#### GIVEN REQUEST A
Using the passage on fast radio bursts, decide whether each statement agrees with it: (i) each telescope in the Australian array is 12 metres across; (ii) most fast radio bursts repeat; (iii) the US team retrofitted an existing telescope array. Answer yes or no for each, and quote the words that decide it.

In less than a week as June became July, two teams of radio astronomers – one in Australia, the other in the US – announced they had independently accomplished a decade-long astronomical quest: identifying the sources of powerful blasts of intergalactic radiation known as fast radio bursts (FRBs).
FRBs are enormous blazes of radio energy that in a few milliseconds can broadcast as much energy in radio waves as the monthly output of the sun in all forms combined.
What causes them is unknown, but it can only be something dramatic, such as a collision between neutron stars, or even a neutron stars falling into a black hole. “For a long time, there were more theories than [known] bursts,” says Keith Bannister, an astronomer with CSIRO’s Australia Telescope National Facility (ATNF) and leader of the Australian team.
FRBs are surprisingly common, with perhaps 2000 of them pinpricking the sky every day, Bannister says, but only a tiny fraction are detectable, “because traditional radio telescopes only see a small fraction of the sky”.
Also, the vast majority are one-off events, making it incredibly difficult to figure out what galaxy they are coming from, once they are spotted.
In an effort to solve this problem, Bannister’s team equipped 36 identical 12-metre radio telescopes that together form the Australian Square Kilometre Array Pathfinder (ASKAP) in Western Australia with a “phased array feed” that allowed each dish to see 36 distinct patches of the sky at once, each about 200 times larger than the full moon.
They also upgraded their software to rapidly triangulate on an FRB via 0.1 nanosecond differences in the time it takes the signal to reach the various telescopes in the array: a method, Bannister says, that allowed them to pinpoint its origin to a precision of 1/50,000th of a degree – the width of a human hair, 200 metres away.
The US team took a different approach. Rather than retrofitting an existing telescope array, it built a new one from the ground up.

#### RECORDS SUPPLIED
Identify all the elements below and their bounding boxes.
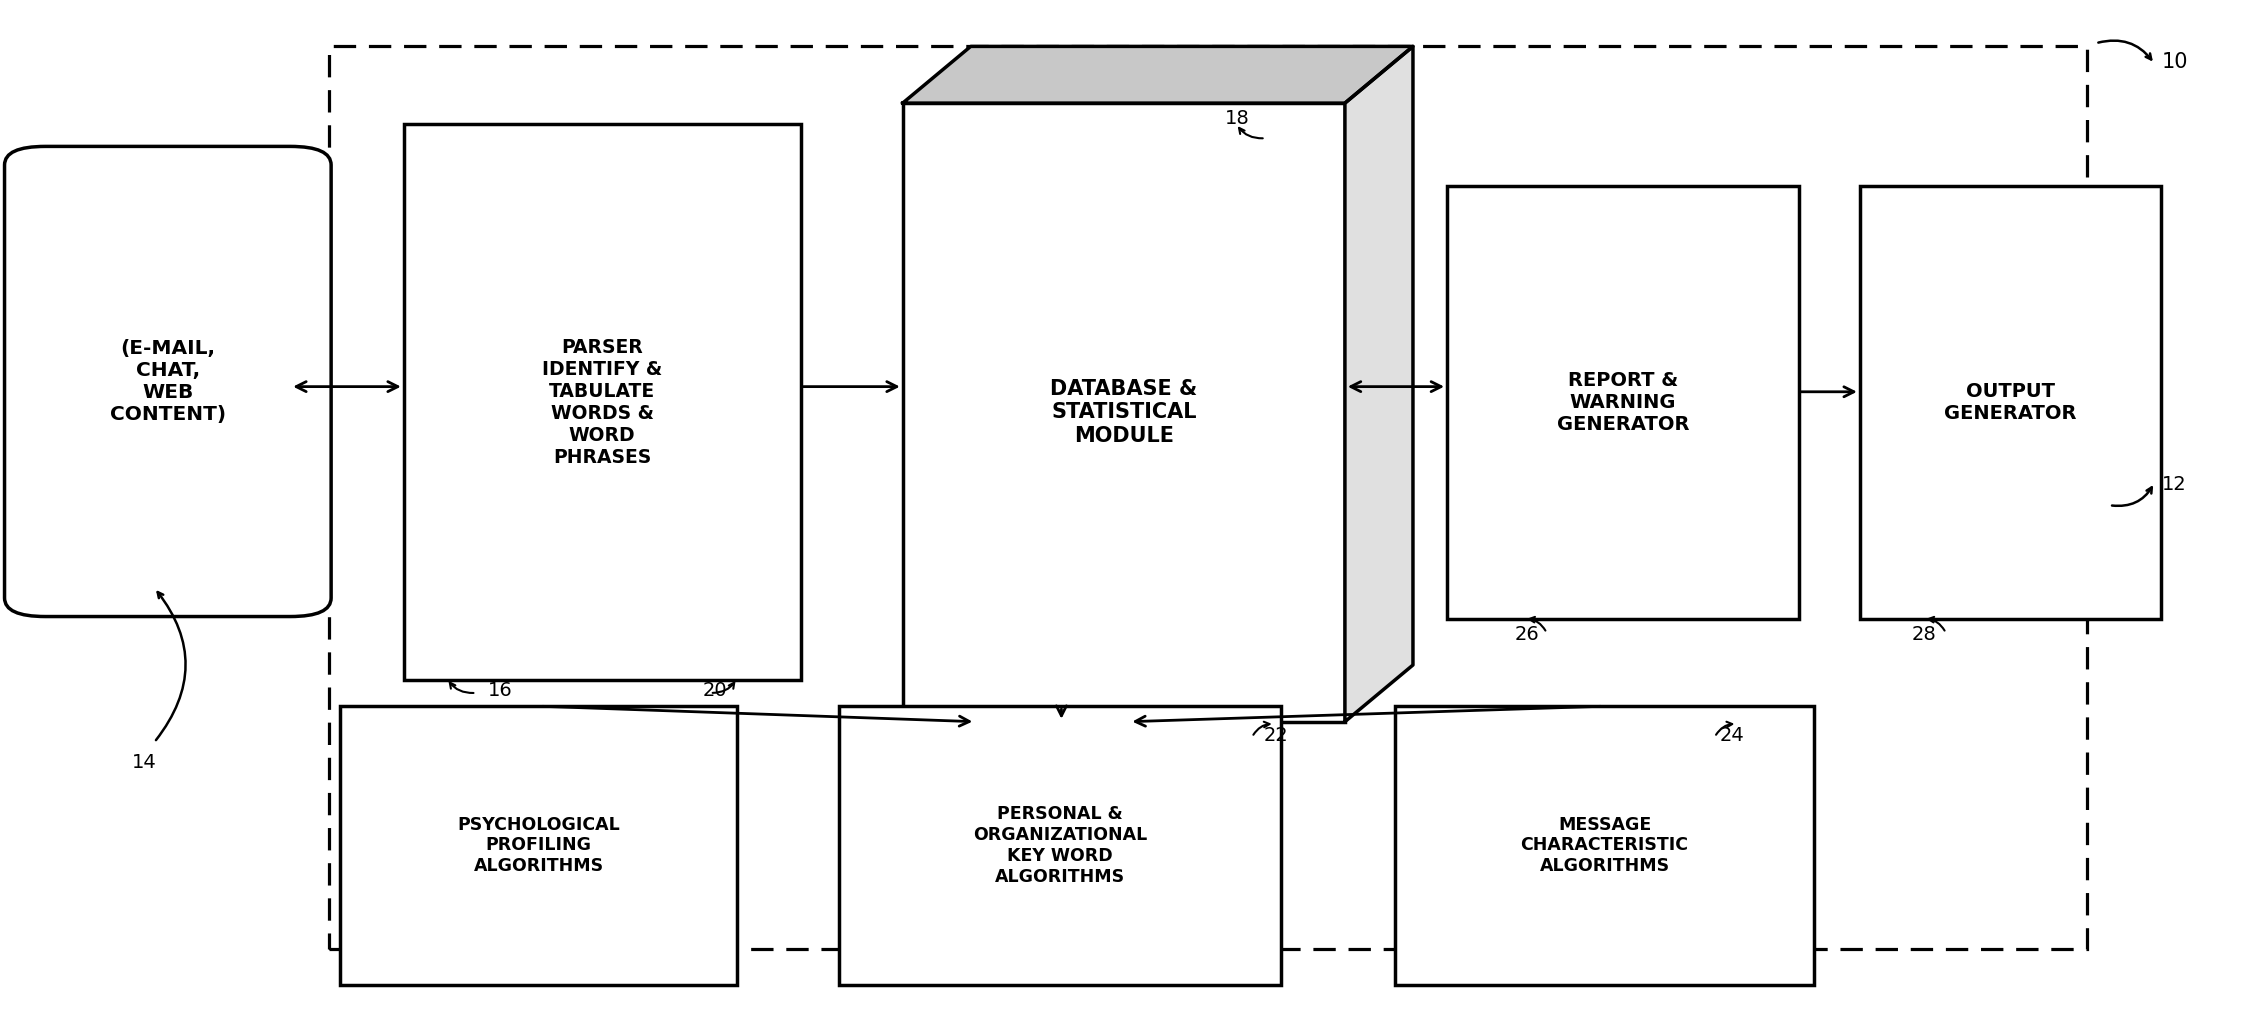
Polygon shape [1345, 46, 1413, 722]
Text: 12: 12 [2161, 475, 2186, 494]
FancyBboxPatch shape [903, 103, 1345, 722]
FancyBboxPatch shape [839, 706, 1281, 985]
Text: 14: 14 [132, 754, 156, 772]
Text: 28: 28 [1912, 625, 1937, 643]
Text: PARSER
IDENTIFY &
TABULATE
WORDS &
WORD
PHRASES: PARSER IDENTIFY & TABULATE WORDS & WORD … [542, 337, 662, 467]
Polygon shape [903, 46, 1413, 103]
Text: OUTPUT
GENERATOR: OUTPUT GENERATOR [1944, 381, 2077, 423]
FancyBboxPatch shape [1447, 186, 1799, 619]
Text: 24: 24 [1719, 726, 1744, 744]
Text: MESSAGE
CHARACTERISTIC
ALGORITHMS: MESSAGE CHARACTERISTIC ALGORITHMS [1520, 816, 1690, 875]
FancyBboxPatch shape [1395, 706, 1814, 985]
Text: (E-MAIL,
CHAT,
WEB
CONTENT): (E-MAIL, CHAT, WEB CONTENT) [109, 339, 227, 424]
Text: 10: 10 [2161, 52, 2189, 72]
FancyBboxPatch shape [1860, 186, 2161, 619]
FancyBboxPatch shape [404, 124, 801, 680]
Text: PSYCHOLOGICAL
PROFILING
ALGORITHMS: PSYCHOLOGICAL PROFILING ALGORITHMS [458, 816, 619, 875]
Text: PERSONAL &
ORGANIZATIONAL
KEY WORD
ALGORITHMS: PERSONAL & ORGANIZATIONAL KEY WORD ALGOR… [973, 805, 1148, 886]
Text: 22: 22 [1263, 726, 1288, 744]
Text: 18: 18 [1225, 109, 1250, 128]
FancyBboxPatch shape [340, 706, 737, 985]
Text: REPORT &
WARNING
GENERATOR: REPORT & WARNING GENERATOR [1556, 370, 1690, 434]
Text: 20: 20 [703, 681, 728, 700]
Text: DATABASE &
STATISTICAL
MODULE: DATABASE & STATISTICAL MODULE [1050, 379, 1198, 445]
Text: 26: 26 [1515, 625, 1540, 643]
Text: 16: 16 [488, 681, 513, 700]
FancyBboxPatch shape [5, 146, 331, 617]
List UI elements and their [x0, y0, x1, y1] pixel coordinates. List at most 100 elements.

#### GIVEN REQUEST B
Repeat the lines of the records starting at the line that contains "Polygon shape [1345, 46, 1413, 722]" and ending at the line that contains "Text: PSYCHOLOGICAL", including both of those lines.

#### PROBLEM SOLUTION A
(i) Yes: "36 identical 12-metre radio telescopes"
(ii) No: "the vast majority are one-off events"
(iii) No: "Rather than retrofitting an existing telescope array, it built a new one from the ground up."

#### PROBLEM SOLUTION B
Polygon shape [1345, 46, 1413, 722]
Text: 12: 12 [2161, 475, 2186, 494]
FancyBboxPatch shape [903, 103, 1345, 722]
FancyBboxPatch shape [839, 706, 1281, 985]
Text: 14: 14 [132, 754, 156, 772]
Text: 28: 28 [1912, 625, 1937, 643]
Text: PARSER
IDENTIFY &
TABULATE
WORDS &
WORD
PHRASES: PARSER IDENTIFY & TABULATE WORDS & WORD … [542, 337, 662, 467]
Polygon shape [903, 46, 1413, 103]
Text: OUTPUT
GENERATOR: OUTPUT GENERATOR [1944, 381, 2077, 423]
FancyBboxPatch shape [1447, 186, 1799, 619]
Text: 24: 24 [1719, 726, 1744, 744]
Text: MESSAGE
CHARACTERISTIC
ALGORITHMS: MESSAGE CHARACTERISTIC ALGORITHMS [1520, 816, 1690, 875]
FancyBboxPatch shape [1395, 706, 1814, 985]
Text: (E-MAIL,
CHAT,
WEB
CONTENT): (E-MAIL, CHAT, WEB CONTENT) [109, 339, 227, 424]
Text: 10: 10 [2161, 52, 2189, 72]
FancyBboxPatch shape [1860, 186, 2161, 619]
FancyBboxPatch shape [404, 124, 801, 680]
Text: PSYCHOLOGICAL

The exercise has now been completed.